● Instruction
Images are not part of the copy; transcribe all the data exactly.

Exercise input start

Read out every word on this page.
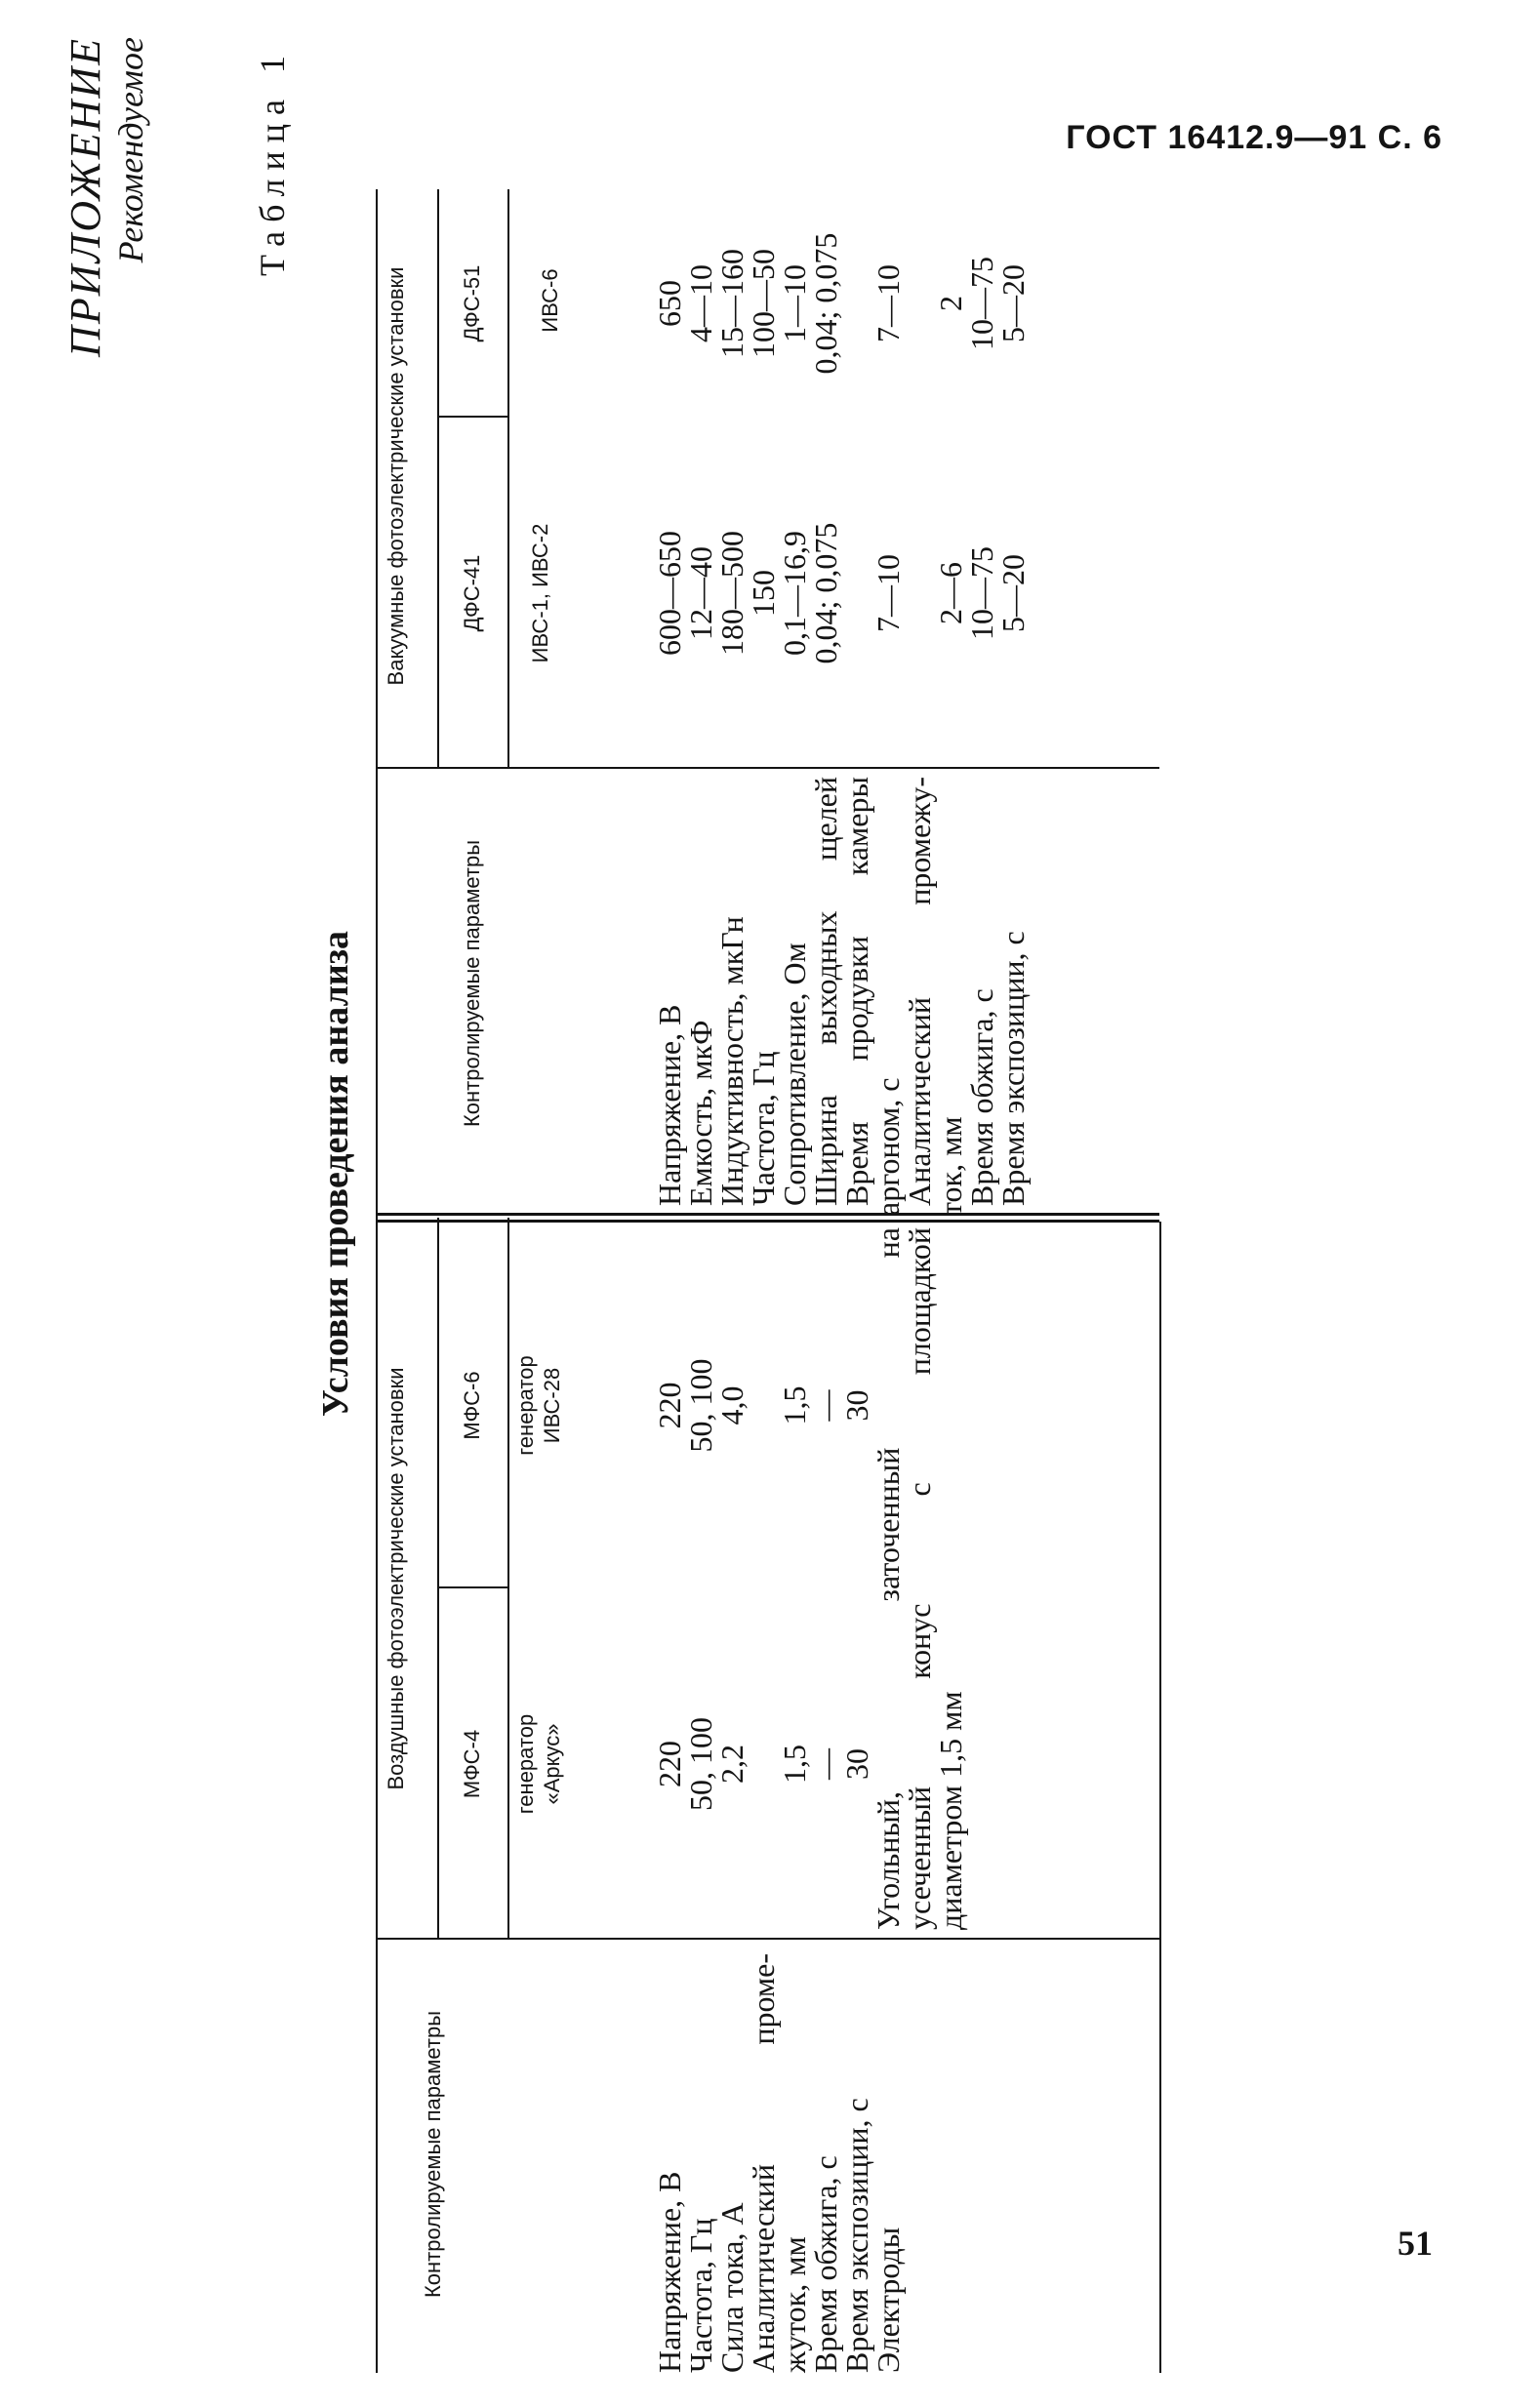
ГОСТ 16412.9—91 С. 6
51
ПРИЛОЖЕНИЕ Рекомендуемое	Таблица 1
Условия проведения анализа
Контролируемые параметры
Воздушные фотоэлектрические установки МФС-4
МФС-6
генератор «Аркус»
генератор ИВС-28
Контролируемые параметры
Вакуумные фотоэлектрические установки ДФС-41
ДФС-51
ИВС-1, ИВС-2
ИВС-6
Напряжение, В
Частота, Гц
Сила тока, А
Аналитический проме-
жуток, мм
Время обжига, с
Время экспозиции, с
Электроды
220
50, 100
2,2 1,5
—
30
220
50, 100
4,0 1,5
—
30
Угольный, заточенный на
усеченный конус с площадкой
диаметром 1,5 мм
Напряжение, В
Емкость, мкФ
Индуктивность, мкГн
Частота, Гц
Сопротивление, Ом
Ширина выходных щелей
Время продувки камеры
аргоном, с
Аналитический промежу-
ток, мм
Время обжига, с
Время экспозиции, с
600—650
12—40
180—500
150
0,1—16,9
0,04; 0,075 7—10 2—6
10—75
5—20
650
4—10
15—160
100—50
1—10
0,04; 0,075 7—10 2
10—75
5—20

Exercise input end

● Response to the task
Read out every word on this page.
ГОСТ 16412.9—91 С. 6
51
ПРИЛОЖЕНИЕ Рекомендуемое	Таблица 1
Условия проведения анализа
Контролируемые параметры
Воздушные фотоэлектрические установки МФС-4
МФС-6
генератор «Аркус»
генератор ИВС-28
Контролируемые параметры
Вакуумные фотоэлектрические установки ДФС-41
ДФС-51
ИВС-1, ИВС-2
ИВС-6
Напряжение, В
Частота, Гц
Сила тока, А
Аналитический проме-
жуток, мм
Время обжига, с
Время экспозиции, с
Электроды
220
50, 100
2,2 1,5
—
30
220
50, 100
4,0 1,5
—
30
Угольный, заточенный на
усеченный конус с площадкой
диаметром 1,5 мм
Напряжение, В
Емкость, мкФ
Индуктивность, мкГн
Частота, Гц
Сопротивление, Ом
Ширина выходных щелей
Время продувки камеры
аргоном, с
Аналитический промежу-
ток, мм
Время обжига, с
Время экспозиции, с
600—650
12—40
180—500
150
0,1—16,9
0,04; 0,075 7—10 2—6
10—75
5—20
650
4—10
15—160
100—50
1—10
0,04; 0,075 7—10 2
10—75
5—20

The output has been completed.